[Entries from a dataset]

╔══

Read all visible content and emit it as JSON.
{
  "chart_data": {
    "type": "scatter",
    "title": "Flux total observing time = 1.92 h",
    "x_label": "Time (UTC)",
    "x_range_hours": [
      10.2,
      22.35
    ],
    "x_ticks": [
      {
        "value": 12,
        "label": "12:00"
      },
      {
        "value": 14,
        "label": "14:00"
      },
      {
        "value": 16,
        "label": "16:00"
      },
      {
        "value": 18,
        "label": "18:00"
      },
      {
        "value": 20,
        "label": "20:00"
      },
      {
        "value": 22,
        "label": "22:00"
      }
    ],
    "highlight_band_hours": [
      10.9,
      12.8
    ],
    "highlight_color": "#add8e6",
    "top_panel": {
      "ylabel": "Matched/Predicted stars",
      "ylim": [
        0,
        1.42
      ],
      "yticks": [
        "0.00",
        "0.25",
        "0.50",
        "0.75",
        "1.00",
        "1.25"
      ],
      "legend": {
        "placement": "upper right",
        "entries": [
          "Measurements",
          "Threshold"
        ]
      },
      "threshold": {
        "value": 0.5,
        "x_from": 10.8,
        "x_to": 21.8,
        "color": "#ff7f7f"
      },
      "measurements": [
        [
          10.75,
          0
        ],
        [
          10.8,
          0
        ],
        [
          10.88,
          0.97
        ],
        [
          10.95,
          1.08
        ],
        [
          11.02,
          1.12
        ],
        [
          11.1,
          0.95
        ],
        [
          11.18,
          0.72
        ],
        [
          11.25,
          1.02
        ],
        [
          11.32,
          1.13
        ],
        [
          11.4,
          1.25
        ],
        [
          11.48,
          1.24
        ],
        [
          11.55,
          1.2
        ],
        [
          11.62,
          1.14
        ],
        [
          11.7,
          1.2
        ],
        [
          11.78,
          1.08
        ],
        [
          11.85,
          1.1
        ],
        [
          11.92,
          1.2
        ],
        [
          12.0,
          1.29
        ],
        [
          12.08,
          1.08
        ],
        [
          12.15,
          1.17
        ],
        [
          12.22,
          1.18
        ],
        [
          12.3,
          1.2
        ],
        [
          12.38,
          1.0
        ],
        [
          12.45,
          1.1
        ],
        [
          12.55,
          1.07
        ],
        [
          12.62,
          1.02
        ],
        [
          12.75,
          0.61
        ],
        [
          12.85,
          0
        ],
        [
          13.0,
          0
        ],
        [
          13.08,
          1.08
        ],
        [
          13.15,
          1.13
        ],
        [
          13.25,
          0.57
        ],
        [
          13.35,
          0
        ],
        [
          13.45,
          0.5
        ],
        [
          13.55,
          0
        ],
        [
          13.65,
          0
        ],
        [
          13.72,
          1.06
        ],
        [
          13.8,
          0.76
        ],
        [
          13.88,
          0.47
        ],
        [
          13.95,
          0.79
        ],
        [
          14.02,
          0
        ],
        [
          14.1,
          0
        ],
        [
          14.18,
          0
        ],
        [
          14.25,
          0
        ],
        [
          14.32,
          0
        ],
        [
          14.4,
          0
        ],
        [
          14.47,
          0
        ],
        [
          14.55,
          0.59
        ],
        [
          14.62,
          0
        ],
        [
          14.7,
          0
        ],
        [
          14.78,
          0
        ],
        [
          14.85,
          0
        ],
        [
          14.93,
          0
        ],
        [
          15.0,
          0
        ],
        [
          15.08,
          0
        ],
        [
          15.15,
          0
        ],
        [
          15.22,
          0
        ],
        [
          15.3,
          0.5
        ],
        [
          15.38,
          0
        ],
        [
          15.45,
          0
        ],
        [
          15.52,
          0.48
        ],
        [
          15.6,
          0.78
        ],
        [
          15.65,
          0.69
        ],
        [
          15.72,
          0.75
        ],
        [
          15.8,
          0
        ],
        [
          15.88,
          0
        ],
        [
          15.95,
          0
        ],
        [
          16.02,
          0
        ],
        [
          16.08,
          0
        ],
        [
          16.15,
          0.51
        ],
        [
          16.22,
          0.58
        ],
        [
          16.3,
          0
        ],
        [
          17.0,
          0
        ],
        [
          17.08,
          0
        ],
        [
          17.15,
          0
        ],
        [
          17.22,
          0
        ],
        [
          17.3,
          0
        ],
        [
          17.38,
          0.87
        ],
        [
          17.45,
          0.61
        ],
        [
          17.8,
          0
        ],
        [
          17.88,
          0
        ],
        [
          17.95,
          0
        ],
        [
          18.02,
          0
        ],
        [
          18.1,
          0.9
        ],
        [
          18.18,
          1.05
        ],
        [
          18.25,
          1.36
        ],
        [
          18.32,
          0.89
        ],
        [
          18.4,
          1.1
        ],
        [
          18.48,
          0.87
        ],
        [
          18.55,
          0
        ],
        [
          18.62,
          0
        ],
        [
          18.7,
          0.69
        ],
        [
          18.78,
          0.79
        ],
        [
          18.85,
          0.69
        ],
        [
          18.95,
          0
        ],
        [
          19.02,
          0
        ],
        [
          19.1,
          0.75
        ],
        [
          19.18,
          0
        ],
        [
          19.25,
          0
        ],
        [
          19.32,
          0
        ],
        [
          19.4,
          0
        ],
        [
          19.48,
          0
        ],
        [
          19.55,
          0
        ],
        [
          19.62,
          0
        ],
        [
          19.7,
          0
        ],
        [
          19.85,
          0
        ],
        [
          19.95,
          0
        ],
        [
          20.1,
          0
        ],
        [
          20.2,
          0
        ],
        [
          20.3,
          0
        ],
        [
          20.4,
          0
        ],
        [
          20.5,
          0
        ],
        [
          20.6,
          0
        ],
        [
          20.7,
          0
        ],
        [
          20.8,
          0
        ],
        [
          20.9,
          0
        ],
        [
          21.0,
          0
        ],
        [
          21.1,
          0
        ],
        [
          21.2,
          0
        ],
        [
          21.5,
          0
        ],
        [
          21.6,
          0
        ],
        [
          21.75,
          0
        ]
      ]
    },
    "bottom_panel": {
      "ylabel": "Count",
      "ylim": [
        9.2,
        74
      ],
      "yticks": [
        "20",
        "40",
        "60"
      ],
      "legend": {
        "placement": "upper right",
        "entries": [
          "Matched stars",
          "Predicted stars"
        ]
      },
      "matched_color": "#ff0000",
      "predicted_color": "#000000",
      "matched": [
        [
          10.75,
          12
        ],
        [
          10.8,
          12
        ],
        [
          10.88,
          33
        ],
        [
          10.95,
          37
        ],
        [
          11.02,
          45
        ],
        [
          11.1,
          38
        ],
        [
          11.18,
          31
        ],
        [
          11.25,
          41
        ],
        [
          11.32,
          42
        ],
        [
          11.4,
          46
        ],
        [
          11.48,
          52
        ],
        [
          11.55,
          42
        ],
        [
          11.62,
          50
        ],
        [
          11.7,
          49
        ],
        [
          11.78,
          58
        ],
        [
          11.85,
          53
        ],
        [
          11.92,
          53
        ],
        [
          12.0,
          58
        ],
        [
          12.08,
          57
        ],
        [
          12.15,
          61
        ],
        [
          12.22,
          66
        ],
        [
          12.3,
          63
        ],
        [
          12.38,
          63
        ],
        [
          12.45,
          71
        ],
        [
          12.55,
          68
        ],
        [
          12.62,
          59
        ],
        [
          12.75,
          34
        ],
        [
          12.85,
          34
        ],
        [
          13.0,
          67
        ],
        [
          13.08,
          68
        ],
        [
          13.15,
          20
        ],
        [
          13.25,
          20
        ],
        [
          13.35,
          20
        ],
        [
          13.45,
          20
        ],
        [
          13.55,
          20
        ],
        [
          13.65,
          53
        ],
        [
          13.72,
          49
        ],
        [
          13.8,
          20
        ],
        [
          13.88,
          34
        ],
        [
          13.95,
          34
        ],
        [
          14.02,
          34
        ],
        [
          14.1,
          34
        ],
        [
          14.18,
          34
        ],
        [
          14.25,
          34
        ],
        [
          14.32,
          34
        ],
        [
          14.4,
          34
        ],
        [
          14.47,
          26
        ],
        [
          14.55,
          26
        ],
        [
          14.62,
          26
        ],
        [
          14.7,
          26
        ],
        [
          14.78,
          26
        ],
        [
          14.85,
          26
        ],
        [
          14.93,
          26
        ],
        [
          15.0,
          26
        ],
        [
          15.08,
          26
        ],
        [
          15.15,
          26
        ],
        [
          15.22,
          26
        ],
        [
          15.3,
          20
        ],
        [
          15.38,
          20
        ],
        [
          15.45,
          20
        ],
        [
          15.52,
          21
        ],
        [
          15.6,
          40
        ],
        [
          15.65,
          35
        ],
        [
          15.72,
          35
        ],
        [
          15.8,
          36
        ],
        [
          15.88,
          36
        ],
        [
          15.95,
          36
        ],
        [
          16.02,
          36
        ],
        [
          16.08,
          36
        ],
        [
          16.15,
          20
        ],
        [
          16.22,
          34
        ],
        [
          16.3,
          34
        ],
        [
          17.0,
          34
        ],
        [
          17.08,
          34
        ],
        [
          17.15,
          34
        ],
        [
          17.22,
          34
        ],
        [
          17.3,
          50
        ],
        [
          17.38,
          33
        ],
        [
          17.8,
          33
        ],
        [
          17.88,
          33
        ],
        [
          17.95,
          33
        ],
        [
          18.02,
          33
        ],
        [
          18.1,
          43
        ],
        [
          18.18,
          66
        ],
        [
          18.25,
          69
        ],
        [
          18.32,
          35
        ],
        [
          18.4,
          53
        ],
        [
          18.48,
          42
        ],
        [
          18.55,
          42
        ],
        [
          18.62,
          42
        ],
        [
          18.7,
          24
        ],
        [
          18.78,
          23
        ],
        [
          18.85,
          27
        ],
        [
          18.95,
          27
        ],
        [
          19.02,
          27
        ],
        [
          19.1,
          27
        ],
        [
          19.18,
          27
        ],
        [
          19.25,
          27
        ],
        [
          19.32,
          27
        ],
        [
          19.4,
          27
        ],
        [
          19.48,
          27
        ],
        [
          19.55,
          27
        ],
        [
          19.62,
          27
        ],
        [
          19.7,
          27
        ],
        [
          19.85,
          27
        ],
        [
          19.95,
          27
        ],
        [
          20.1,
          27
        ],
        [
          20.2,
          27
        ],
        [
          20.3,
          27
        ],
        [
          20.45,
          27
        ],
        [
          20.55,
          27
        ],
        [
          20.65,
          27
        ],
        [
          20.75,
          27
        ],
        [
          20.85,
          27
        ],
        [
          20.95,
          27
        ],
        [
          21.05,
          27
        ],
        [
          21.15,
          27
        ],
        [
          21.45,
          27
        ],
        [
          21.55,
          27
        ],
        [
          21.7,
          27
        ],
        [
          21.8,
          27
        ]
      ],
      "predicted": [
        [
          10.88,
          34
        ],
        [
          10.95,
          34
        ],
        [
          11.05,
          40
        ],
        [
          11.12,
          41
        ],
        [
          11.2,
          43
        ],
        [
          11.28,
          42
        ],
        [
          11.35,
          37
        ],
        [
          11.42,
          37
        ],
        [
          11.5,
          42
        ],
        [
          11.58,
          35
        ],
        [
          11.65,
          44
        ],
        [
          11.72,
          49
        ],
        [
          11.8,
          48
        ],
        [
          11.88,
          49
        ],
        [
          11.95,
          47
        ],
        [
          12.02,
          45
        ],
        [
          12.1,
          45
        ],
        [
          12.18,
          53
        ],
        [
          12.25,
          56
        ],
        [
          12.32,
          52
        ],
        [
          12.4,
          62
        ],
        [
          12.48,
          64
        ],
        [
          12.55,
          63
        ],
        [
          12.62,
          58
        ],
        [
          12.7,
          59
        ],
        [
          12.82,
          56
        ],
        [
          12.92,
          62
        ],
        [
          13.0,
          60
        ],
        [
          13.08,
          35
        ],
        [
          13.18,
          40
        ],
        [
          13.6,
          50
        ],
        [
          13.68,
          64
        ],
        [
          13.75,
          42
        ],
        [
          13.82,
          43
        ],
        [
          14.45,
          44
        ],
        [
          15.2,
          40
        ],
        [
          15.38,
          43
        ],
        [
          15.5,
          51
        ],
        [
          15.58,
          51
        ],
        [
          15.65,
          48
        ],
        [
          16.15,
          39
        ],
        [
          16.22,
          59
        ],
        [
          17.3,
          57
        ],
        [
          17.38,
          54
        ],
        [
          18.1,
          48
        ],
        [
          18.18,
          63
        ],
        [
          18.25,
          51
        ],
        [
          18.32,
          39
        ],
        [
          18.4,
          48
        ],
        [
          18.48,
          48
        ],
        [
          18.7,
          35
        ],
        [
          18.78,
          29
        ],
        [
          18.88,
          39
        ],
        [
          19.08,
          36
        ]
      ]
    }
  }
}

╚══

*What you are asked to do*
All lines above containing the string "value" are to be collected.

*Expected answer*
        "value": 12,
        "value": 14,
        "value": 16,
        "value": 18,
        "value": 20,
        "value": 22,
        "value": 0.5,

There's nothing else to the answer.